• **GOAL**
Emit the entire listing verbatim.

Data records
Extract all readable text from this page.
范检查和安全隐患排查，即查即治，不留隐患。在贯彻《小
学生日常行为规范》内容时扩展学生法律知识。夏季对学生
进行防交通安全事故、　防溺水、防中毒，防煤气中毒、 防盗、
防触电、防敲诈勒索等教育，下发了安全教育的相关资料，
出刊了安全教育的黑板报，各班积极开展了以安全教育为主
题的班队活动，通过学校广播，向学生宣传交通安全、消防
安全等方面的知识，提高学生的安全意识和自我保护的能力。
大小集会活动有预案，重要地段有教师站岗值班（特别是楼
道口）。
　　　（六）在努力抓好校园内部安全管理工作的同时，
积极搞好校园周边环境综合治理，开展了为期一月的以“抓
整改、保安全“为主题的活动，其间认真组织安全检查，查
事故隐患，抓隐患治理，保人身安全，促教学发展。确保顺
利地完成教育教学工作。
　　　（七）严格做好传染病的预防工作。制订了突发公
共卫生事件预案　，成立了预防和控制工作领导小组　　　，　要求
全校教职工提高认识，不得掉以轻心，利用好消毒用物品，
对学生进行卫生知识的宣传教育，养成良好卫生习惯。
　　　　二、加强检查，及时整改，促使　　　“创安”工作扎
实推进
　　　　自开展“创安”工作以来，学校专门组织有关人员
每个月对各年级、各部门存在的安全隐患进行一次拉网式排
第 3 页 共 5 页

• **COMPLETE RESPONSE**
Extract all readable text from this page.
范检查和安全隐患排查，即查即治，不留隐患。在贯彻《小
学生日常行为规范》内容时扩展学生法律知识。夏季对学生
进行防交通安全事故、　防溺水、防中毒，防煤气中毒、 防盗、
防触电、防敲诈勒索等教育，下发了安全教育的相关资料，
出刊了安全教育的黑板报，各班积极开展了以安全教育为主
题的班队活动，通过学校广播，向学生宣传交通安全、消防
安全等方面的知识，提高学生的安全意识和自我保护的能力。
大小集会活动有预案，重要地段有教师站岗值班（特别是楼
道口）。
　　　（六）在努力抓好校园内部安全管理工作的同时，
积极搞好校园周边环境综合治理，开展了为期一月的以“抓
整改、保安全“为主题的活动，其间认真组织安全检查，查
事故隐患，抓隐患治理，保人身安全，促教学发展。确保顺
利地完成教育教学工作。
　　　（七）严格做好传染病的预防工作。制订了突发公
共卫生事件预案　，成立了预防和控制工作领导小组　　　，　要求
全校教职工提高认识，不得掉以轻心，利用好消毒用物品，
对学生进行卫生知识的宣传教育，养成良好卫生习惯。
　　　　二、加强检查，及时整改，促使　　　“创安”工作扎
实推进
　　　　自开展“创安”工作以来，学校专门组织有关人员
每个月对各年级、各部门存在的安全隐患进行一次拉网式排
第 3 页 共 5 页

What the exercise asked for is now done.